**Consegna 1**
Secondo il brano sull'uso della forza a Gaza, in quale unico caso il diritto internazionale riconosce un conflitto armato in assenza di ostilità?

**Brano dato**
Le convenzioni sui diritti umani vietano quindi di sparare contro dei manifestanti che, pur compiendo atti di violenza, non rappresentino un pericolo imminente per gli agenti o per altre persone.

Nel caso di Gaza le forze di sicurezza israeliane non avrebbero dovuto usare armi da fuoco contro quei dimostranti palestinesi che tentavano di avvicinarsi al confine e superare la barriera, essendo in grado di respingerli con altri mezzi. Le immagini dei cecchini che colpiscono i manifestanti in fuga sono un’ulteriore dimostrazione del carattere illegale dell’uso della forza da parte delle forze israeliane.

L’argomento utilizzato da Israele per giustificare l’uso della forza a Gaza, tuttavia, è che le dimostrazioni sono parte integrante del conflitto armato con Hamas, ragion per cui le azioni delle proprie forze di sicurezza sarebbero governate non dalle convenzioni sui diritti umani (la cui applicazione in tale contesto è categoricamente rifiutata da Israele) ma dal diritto dei conflitti armati, il quale pone vincoli meno stringenti all’uso della forza.

La regola di base nei conflitti armati è che i civili non possono essere attaccati direttamente a meno che non prendano parte diretta alle ostilità, perdendo così l’immunità dagli attacchi. Per l’intera durata della sua partecipazione al conflitto, infatti, un civile può essere attaccato e ucciso esattamente come qualsiasi membro delle forze armate di uno Stato, ed è questa l’ottica impiegata da Israele nei confronti di chiunque appartenga ad Hamas.

A detta di Israele, inoltre, l’uso della violenza da parte dei dimostranti palestinesi sarebbe funzionale alle operazioni militari di Hamas e costituirebbe un pericolo imminente per la sicurezza nazionale, motivo per il quale diverrebbe lecito usare la forza contro coloro che tentano di danneggiare o varcare la barriera di separazione con la Striscia.

Tali argomenti presentano una serie di punti deboli.

Primo: al di fuori di operazioni militari come Piombo fuso o Margine protettivo, la situazione a Gaza non è pacificamente classificabile come un conflitto armato a causa della mancanza di ostilità attive tra Hamas e Israele. In assenza di ostilità, il diritto internazionale riconosce una situazione di conflitto armato solo in caso di occupazione militare. Stante il rifiuto israeliano di riconoscere Gaza come territorio occupato diviene giuridicamente controverso sostenere l’esistenza di un conflitto armato a cui si applicano le regole meno stringenti sull’uso della forza.

**Materiale fornito**

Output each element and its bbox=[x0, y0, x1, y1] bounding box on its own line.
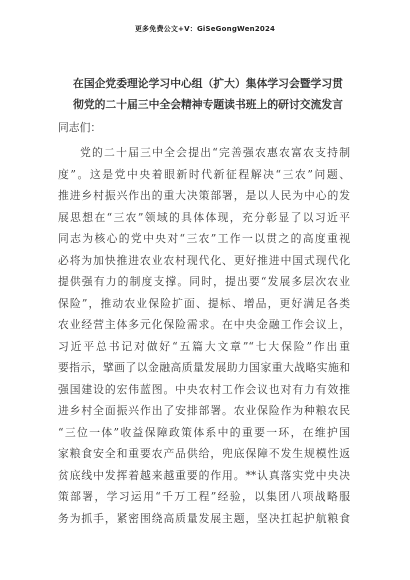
body-line: 强国建设的宏伟蓝图。中央农村工作会议也对有力有效推 bbox=[58, 382, 350, 396]
body-line: 家粮食安全和重要农产品供给，兜底保障不发生规模性返 bbox=[58, 447, 350, 460]
body-line: 要指示，擘画了以金融高质量发展助力国家重大战略实施和 bbox=[58, 361, 350, 374]
body-line: 必将为加快推进农业农村现代化、更好推进中国式现代化 bbox=[58, 253, 350, 267]
body-line: 进乡村全面振兴作出了安排部署。农业保险作为种粮农民 bbox=[58, 404, 350, 417]
greeting: 同志们： bbox=[58, 121, 102, 134]
body-line: 务为抓手，紧密围绕高质量发展主题，坚决扛起护航粮食 bbox=[58, 511, 350, 525]
page-header-text: 更多免费公文+V：GiSeGongWen2024 bbox=[134, 25, 276, 33]
body-line: 农业经营主体多元化保险需求。在中央金融工作会议上， bbox=[58, 318, 350, 331]
body-line: “三位一体”收益保障政策体系中的重要一环，在维护国 bbox=[58, 425, 350, 439]
body-line: 提供强有力的制度支撑。同时，提出要“发展多层次农业 bbox=[58, 275, 350, 288]
body-line: 度”。这是党中央着眼新时代新征程解决“三农”问题、 bbox=[58, 167, 350, 181]
body-line: 党的二十届三中全会提出“完善强农惠农富农支持制 bbox=[80, 146, 350, 159]
body-line: 策部署，学习运用“千万工程”经验，以集团八项战略服 bbox=[58, 490, 350, 503]
document-title bbox=[58, 73, 358, 115]
body-line: 习近平总书记对做好“五篇大文章”“七大保险”作出重 bbox=[58, 339, 350, 353]
body-line: 同志为核心的党中央对“三农”工作一以贯之的高度重视 bbox=[58, 232, 350, 245]
body-line: 保险”，推动农业保险扩面、提标、增品，更好满足各类 bbox=[58, 296, 350, 310]
body-line: 贫底线中发挥着越来越重要的作用。**认真落实党中央决 bbox=[58, 468, 350, 482]
title-line-2: 彻党的二十届三中全会精神专题读书班上的研讨交流发言 bbox=[73, 98, 343, 111]
document-body bbox=[58, 142, 350, 529]
title-line-1: 在国企党委理论学习中心组（扩大）集体学习会暨学习贯 bbox=[73, 77, 343, 90]
body-line: 展思想在“三农”领域的具体体现，充分彰显了以习近平 bbox=[58, 210, 350, 224]
body-line: 推进乡村振兴作出的重大决策部署，是以人民为中心的发 bbox=[58, 189, 350, 202]
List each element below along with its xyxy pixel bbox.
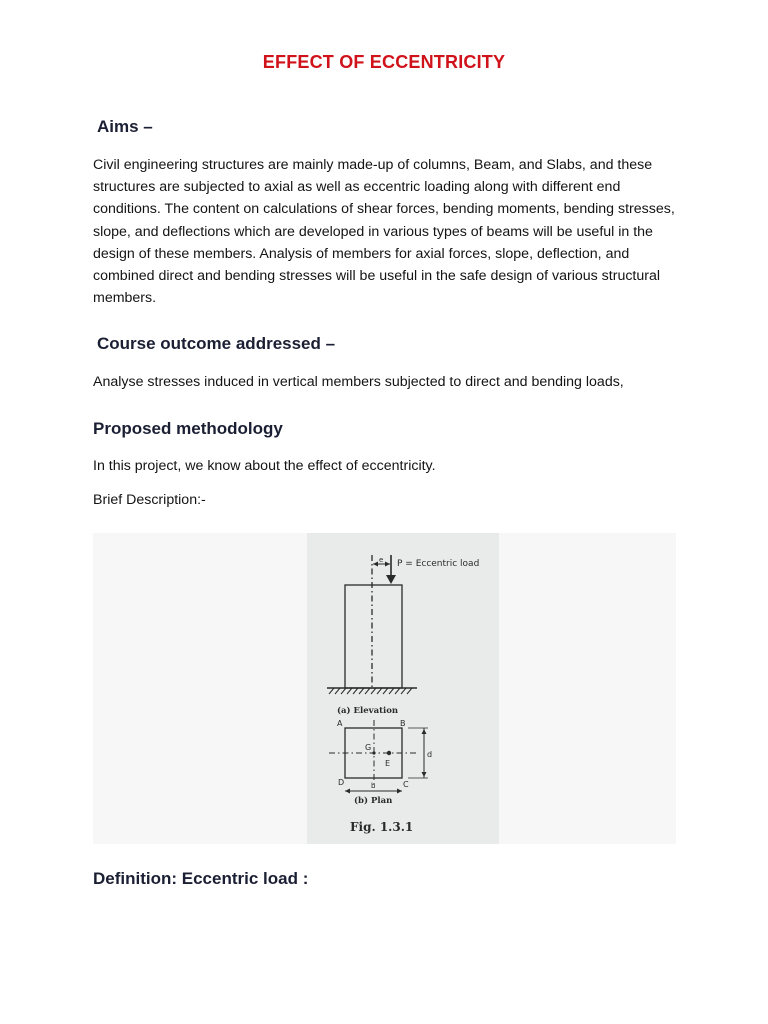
depth-arrow-bottom	[422, 772, 427, 777]
corner-c-label: C	[403, 780, 409, 789]
eccentric-point-label: E	[385, 759, 391, 768]
figure-caption: Fig. 1.3.1	[350, 820, 414, 834]
elevation-caption: (a) Elevation	[337, 706, 399, 716]
brief-description-label: Brief Description:-	[93, 492, 206, 508]
width-label: b	[371, 782, 376, 790]
proposed-methodology-heading: Proposed methodology	[93, 419, 283, 438]
aims-heading: Aims –	[97, 117, 153, 136]
definition-heading: Definition: Eccentric load :	[93, 869, 309, 888]
eccentric-load-diagram	[307, 533, 499, 844]
methodology-paragraph: In this project, we know about the effect of eccentricity.	[93, 458, 436, 474]
document-title: EFFECT OF ECCENTRICITY	[262, 52, 506, 72]
corner-b-label: B	[400, 719, 406, 728]
load-arrow-head	[386, 575, 396, 584]
aims-paragraph: Civil engineering structures are mainly made-up of columns, Beam, and Slabs, and these structures are subjected to axial as well as eccentric loading along with different end conditions. The content on calculations of shear forces, bending moments, bending stresses, slope, and deflections which are developed in various types of beams will be useful in the design of these members. Analysis of members for axial forces, slope, deflection, and combined direct and bending stresses will be useful in the safe design of various structural members.	[93, 157, 675, 307]
load-label: P = Eccentric load	[397, 559, 480, 569]
centroid-marker	[372, 751, 375, 754]
eccentricity-label: e	[379, 556, 384, 564]
eccentric-point-marker	[387, 751, 391, 755]
depth-label: d	[427, 750, 433, 759]
depth-arrow-top	[422, 729, 427, 734]
course-outcome-heading: Course outcome addressed –	[97, 334, 336, 353]
width-arrow-left	[345, 789, 350, 794]
corner-a-label: A	[337, 719, 343, 728]
plan-caption: (b) Plan	[354, 796, 393, 806]
corner-d-label: D	[338, 778, 345, 787]
eccentricity-arrow-right	[385, 562, 390, 567]
width-arrow-right	[397, 789, 402, 794]
eccentricity-arrow-left	[373, 562, 378, 567]
column-elevation-outline	[345, 585, 402, 688]
ground-hatching	[329, 688, 412, 694]
course-outcome-paragraph: Analyse stresses induced in vertical members subjected to direct and bending loads,	[93, 374, 624, 390]
centroid-label: G	[365, 743, 372, 752]
eccentric-load-figure	[307, 533, 499, 844]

**Consegna 2**
Riporta senza modifiche, dall'elenco, tutto ciò che va dalla riga che contiene "body-line: 强国建设的宏伟蓝图。中央农村工作会议也对有力有效推 bbox=[58, 382, 350, 396]" giù fino alla riga che contiene "body-line: 务为抓手，紧密围绕高质量发展主题，坚决扛起护航粮食 bbox=[58, 511, 350, 525]", comprese entrambe.

**Risposta scritta 1**
Solo in caso di occupazione militare.

**Risposta scritta 2**
body-line: 强国建设的宏伟蓝图。中央农村工作会议也对有力有效推 bbox=[58, 382, 350, 396]
body-line: 家粮食安全和重要农产品供给，兜底保障不发生规模性返 bbox=[58, 447, 350, 460]
body-line: 要指示，擘画了以金融高质量发展助力国家重大战略实施和 bbox=[58, 361, 350, 374]
body-line: 必将为加快推进农业农村现代化、更好推进中国式现代化 bbox=[58, 253, 350, 267]
body-line: 进乡村全面振兴作出了安排部署。农业保险作为种粮农民 bbox=[58, 404, 350, 417]
greeting: 同志们： bbox=[58, 121, 102, 134]
body-line: 务为抓手，紧密围绕高质量发展主题，坚决扛起护航粮食 bbox=[58, 511, 350, 525]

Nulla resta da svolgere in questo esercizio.